EXERCISE TASK: Convert the lines of every item below into a single numbered list, skipping any blank lines. Leave the pictures out.

RECORDS:

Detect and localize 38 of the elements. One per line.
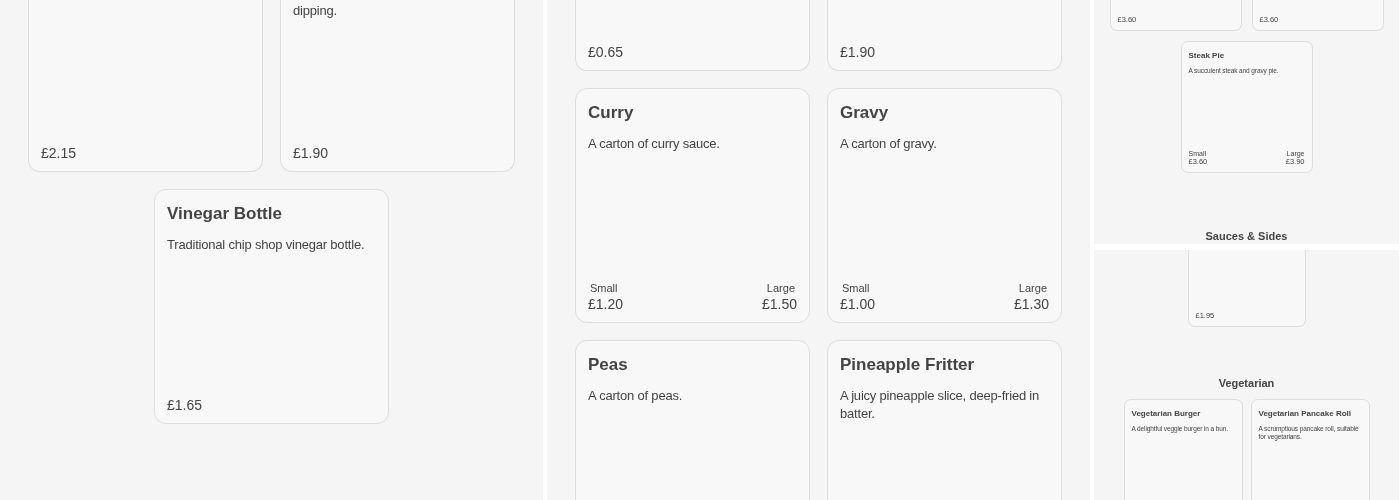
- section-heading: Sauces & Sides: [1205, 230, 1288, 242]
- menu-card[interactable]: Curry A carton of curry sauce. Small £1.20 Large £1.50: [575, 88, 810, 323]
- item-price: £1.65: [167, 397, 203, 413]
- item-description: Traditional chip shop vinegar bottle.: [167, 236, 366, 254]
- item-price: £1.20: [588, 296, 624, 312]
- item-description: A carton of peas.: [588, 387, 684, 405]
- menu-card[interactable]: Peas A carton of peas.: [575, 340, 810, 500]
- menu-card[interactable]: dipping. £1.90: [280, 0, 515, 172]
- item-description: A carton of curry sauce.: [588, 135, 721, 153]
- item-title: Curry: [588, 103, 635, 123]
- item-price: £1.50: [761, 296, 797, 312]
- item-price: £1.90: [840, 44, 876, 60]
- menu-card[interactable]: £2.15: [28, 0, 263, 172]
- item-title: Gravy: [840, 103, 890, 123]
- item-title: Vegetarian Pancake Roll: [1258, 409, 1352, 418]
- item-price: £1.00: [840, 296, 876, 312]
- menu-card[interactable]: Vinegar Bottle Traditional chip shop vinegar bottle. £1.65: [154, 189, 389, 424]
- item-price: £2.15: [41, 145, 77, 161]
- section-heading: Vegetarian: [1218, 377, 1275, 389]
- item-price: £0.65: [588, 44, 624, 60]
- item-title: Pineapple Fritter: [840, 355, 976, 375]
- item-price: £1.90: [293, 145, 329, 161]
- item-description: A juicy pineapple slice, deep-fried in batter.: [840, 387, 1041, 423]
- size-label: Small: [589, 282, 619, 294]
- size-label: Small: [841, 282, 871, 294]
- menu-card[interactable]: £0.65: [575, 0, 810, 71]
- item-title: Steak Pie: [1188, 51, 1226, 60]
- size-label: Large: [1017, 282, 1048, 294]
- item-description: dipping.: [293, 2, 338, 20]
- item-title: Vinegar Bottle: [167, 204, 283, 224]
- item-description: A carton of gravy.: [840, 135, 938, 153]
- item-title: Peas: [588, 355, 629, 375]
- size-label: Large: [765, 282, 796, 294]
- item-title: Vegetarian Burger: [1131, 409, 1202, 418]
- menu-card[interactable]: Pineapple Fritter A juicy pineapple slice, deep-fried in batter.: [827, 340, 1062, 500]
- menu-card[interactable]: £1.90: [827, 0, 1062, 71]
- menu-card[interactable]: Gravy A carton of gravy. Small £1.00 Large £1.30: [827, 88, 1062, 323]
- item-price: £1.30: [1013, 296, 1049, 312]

RESPONSE TO THIS EXERCISE:
1. Detect and localize 38 of the elements. One per line.
2. - section-heading: Sauces & Sides: [1205, 230, 1288, 242]
3. - menu-card[interactable]: Curry A carton of curry sauce. Small £1.20 Large £1.50: [575, 88, 810, 323]
4. - item-price: £1.65: [167, 397, 203, 413]
5. - item-description: Traditional chip shop vinegar bottle.: [167, 236, 366, 254]
6. - item-price: £1.20: [588, 296, 624, 312]
7. - item-description: A carton of peas.: [588, 387, 684, 405]
8. - menu-card[interactable]: Peas A carton of peas.: [575, 340, 810, 500]
9. - menu-card[interactable]: dipping. £1.90: [280, 0, 515, 172]
10. - item-description: A carton of curry sauce.: [588, 135, 721, 153]
11. - item-title: Curry: [588, 103, 635, 123]
12. - item-price: £1.50: [761, 296, 797, 312]
13. - item-price: £1.90: [840, 44, 876, 60]
14. - menu-card[interactable]: £2.15: [28, 0, 263, 172]
15. - item-title: Gravy: [840, 103, 890, 123]
16. - item-title: Vegetarian Pancake Roll: [1258, 409, 1352, 418]
17. - item-price: £1.00: [840, 296, 876, 312]
18. - menu-card[interactable]: Vinegar Bottle Traditional chip shop vinegar bottle. £1.65: [154, 189, 389, 424]
19. - item-price: £2.15: [41, 145, 77, 161]
20. - section-heading: Vegetarian: [1218, 377, 1275, 389]
21. - item-price: £0.65: [588, 44, 624, 60]
22. - item-title: Pineapple Fritter: [840, 355, 976, 375]
23. - item-price: £1.90: [293, 145, 329, 161]
24. - item-description: A juicy pineapple slice, deep-fried in batter.: [840, 387, 1041, 423]
25. - size-label: Small: [589, 282, 619, 294]
26. - size-label: Small: [841, 282, 871, 294]
27. - menu-card[interactable]: £0.65: [575, 0, 810, 71]
28. - item-title: Steak Pie: [1188, 51, 1226, 60]
29. - size-label: Large: [1017, 282, 1048, 294]
30. - item-description: dipping.: [293, 2, 338, 20]
31. - item-title: Vinegar Bottle: [167, 204, 283, 224]
32. - item-description: A carton of gravy.: [840, 135, 938, 153]
33. - item-title: Peas: [588, 355, 629, 375]
34. - size-label: Large: [765, 282, 796, 294]
35. - item-title: Vegetarian Burger: [1131, 409, 1202, 418]
36. - menu-card[interactable]: Pineapple Fritter A juicy pineapple slice, deep-fried in batter.: [827, 340, 1062, 500]
37. - menu-card[interactable]: £1.90: [827, 0, 1062, 71]
38. - menu-card[interactable]: Gravy A carton of gravy. Small £1.00 Large £1.30: [827, 88, 1062, 323]
39. - item-price: £1.30: [1013, 296, 1049, 312]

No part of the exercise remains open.